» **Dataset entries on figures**

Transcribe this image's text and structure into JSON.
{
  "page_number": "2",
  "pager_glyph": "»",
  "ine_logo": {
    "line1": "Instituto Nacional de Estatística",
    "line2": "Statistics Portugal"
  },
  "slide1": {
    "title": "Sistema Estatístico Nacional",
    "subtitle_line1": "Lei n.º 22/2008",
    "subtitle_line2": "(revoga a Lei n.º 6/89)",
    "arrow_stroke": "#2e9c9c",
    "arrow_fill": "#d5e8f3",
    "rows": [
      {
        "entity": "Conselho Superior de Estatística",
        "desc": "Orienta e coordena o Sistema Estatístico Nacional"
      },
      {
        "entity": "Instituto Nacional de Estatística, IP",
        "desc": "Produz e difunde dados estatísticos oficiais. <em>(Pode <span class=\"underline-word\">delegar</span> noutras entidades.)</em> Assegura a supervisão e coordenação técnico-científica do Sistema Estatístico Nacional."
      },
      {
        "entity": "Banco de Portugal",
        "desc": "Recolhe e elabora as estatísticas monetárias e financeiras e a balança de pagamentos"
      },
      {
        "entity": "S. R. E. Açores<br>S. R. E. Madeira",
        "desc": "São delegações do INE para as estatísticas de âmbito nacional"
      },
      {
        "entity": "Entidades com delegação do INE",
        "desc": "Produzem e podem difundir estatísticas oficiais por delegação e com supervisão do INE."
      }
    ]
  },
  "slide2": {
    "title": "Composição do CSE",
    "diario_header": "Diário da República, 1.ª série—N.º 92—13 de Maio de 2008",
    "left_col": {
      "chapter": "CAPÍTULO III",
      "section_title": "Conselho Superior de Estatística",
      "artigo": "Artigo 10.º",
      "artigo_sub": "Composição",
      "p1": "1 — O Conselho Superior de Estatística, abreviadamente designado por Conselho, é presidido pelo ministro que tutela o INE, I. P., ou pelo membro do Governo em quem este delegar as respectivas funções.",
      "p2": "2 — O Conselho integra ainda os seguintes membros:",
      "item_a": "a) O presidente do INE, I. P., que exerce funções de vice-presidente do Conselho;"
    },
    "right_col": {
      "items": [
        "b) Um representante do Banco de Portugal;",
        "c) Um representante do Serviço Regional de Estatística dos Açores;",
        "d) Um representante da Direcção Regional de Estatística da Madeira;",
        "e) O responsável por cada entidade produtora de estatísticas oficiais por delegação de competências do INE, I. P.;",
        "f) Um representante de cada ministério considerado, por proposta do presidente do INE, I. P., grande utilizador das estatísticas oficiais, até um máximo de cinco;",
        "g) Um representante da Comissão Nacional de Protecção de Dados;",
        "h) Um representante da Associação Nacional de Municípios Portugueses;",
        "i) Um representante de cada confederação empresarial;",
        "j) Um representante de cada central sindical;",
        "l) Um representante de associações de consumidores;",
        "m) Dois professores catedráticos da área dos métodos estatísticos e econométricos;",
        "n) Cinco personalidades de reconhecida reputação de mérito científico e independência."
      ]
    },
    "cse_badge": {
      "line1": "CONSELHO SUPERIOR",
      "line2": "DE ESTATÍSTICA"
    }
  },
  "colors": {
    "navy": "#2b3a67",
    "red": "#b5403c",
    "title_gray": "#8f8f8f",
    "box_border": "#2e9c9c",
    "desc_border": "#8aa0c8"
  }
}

» **TASK DESCRIPTION**
Transcribe each record exactly. Leave nothing out.

» **ANSWER TO THE TASK**
Transcribe this image's text and structure into JSON.
{
  "page_number": "2",
  "pager_glyph": "»",
  "ine_logo": {
    "line1": "Instituto Nacional de Estatística",
    "line2": "Statistics Portugal"
  },
  "slide1": {
    "title": "Sistema Estatístico Nacional",
    "subtitle_line1": "Lei n.º 22/2008",
    "subtitle_line2": "(revoga a Lei n.º 6/89)",
    "arrow_stroke": "#2e9c9c",
    "arrow_fill": "#d5e8f3",
    "rows": [
      {
        "entity": "Conselho Superior de Estatística",
        "desc": "Orienta e coordena o Sistema Estatístico Nacional"
      },
      {
        "entity": "Instituto Nacional de Estatística, IP",
        "desc": "Produz e difunde dados estatísticos oficiais. <em>(Pode <span class=\"underline-word\">delegar</span> noutras entidades.)</em> Assegura a supervisão e coordenação técnico-científica do Sistema Estatístico Nacional."
      },
      {
        "entity": "Banco de Portugal",
        "desc": "Recolhe e elabora as estatísticas monetárias e financeiras e a balança de pagamentos"
      },
      {
        "entity": "S. R. E. Açores<br>S. R. E. Madeira",
        "desc": "São delegações do INE para as estatísticas de âmbito nacional"
      },
      {
        "entity": "Entidades com delegação do INE",
        "desc": "Produzem e podem difundir estatísticas oficiais por delegação e com supervisão do INE."
      }
    ]
  },
  "slide2": {
    "title": "Composição do CSE",
    "diario_header": "Diário da República, 1.ª série—N.º 92—13 de Maio de 2008",
    "left_col": {
      "chapter": "CAPÍTULO III",
      "section_title": "Conselho Superior de Estatística",
      "artigo": "Artigo 10.º",
      "artigo_sub": "Composição",
      "p1": "1 — O Conselho Superior de Estatística, abreviadamente designado por Conselho, é presidido pelo ministro que tutela o INE, I. P., ou pelo membro do Governo em quem este delegar as respectivas funções.",
      "p2": "2 — O Conselho integra ainda os seguintes membros:",
      "item_a": "a) O presidente do INE, I. P., que exerce funções de vice-presidente do Conselho;"
    },
    "right_col": {
      "items": [
        "b) Um representante do Banco de Portugal;",
        "c) Um representante do Serviço Regional de Estatística dos Açores;",
        "d) Um representante da Direcção Regional de Estatística da Madeira;",
        "e) O responsável por cada entidade produtora de estatísticas oficiais por delegação de competências do INE, I. P.;",
        "f) Um representante de cada ministério considerado, por proposta do presidente do INE, I. P., grande utilizador das estatísticas oficiais, até um máximo de cinco;",
        "g) Um representante da Comissão Nacional de Protecção de Dados;",
        "h) Um representante da Associação Nacional de Municípios Portugueses;",
        "i) Um representante de cada confederação empresarial;",
        "j) Um representante de cada central sindical;",
        "l) Um representante de associações de consumidores;",
        "m) Dois professores catedráticos da área dos métodos estatísticos e econométricos;",
        "n) Cinco personalidades de reconhecida reputação de mérito científico e independência."
      ]
    },
    "cse_badge": {
      "line1": "CONSELHO SUPERIOR",
      "line2": "DE ESTATÍSTICA"
    }
  },
  "colors": {
    "navy": "#2b3a67",
    "red": "#b5403c",
    "title_gray": "#8f8f8f",
    "box_border": "#2e9c9c",
    "desc_border": "#8aa0c8"
  }
}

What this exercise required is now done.